Repeat the listing in full, word for word.

Exercise materials
▬▬▬

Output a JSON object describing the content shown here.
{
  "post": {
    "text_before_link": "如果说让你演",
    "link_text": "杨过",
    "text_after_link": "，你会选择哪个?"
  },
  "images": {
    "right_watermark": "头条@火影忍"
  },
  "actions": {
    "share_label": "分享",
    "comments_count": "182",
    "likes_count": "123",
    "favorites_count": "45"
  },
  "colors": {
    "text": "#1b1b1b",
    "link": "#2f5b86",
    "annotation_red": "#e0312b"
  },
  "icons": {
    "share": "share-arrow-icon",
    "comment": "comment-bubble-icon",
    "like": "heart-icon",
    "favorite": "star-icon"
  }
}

▬▬▬

Task answer
Output a JSON object describing the content shown here.
{
  "post": {
    "text_before_link": "如果说让你演",
    "link_text": "杨过",
    "text_after_link": "，你会选择哪个?"
  },
  "images": {
    "right_watermark": "头条@火影忍"
  },
  "actions": {
    "share_label": "分享",
    "comments_count": "182",
    "likes_count": "123",
    "favorites_count": "45"
  },
  "colors": {
    "text": "#1b1b1b",
    "link": "#2f5b86",
    "annotation_red": "#e0312b"
  },
  "icons": {
    "share": "share-arrow-icon",
    "comment": "comment-bubble-icon",
    "like": "heart-icon",
    "favorite": "star-icon"
  }
}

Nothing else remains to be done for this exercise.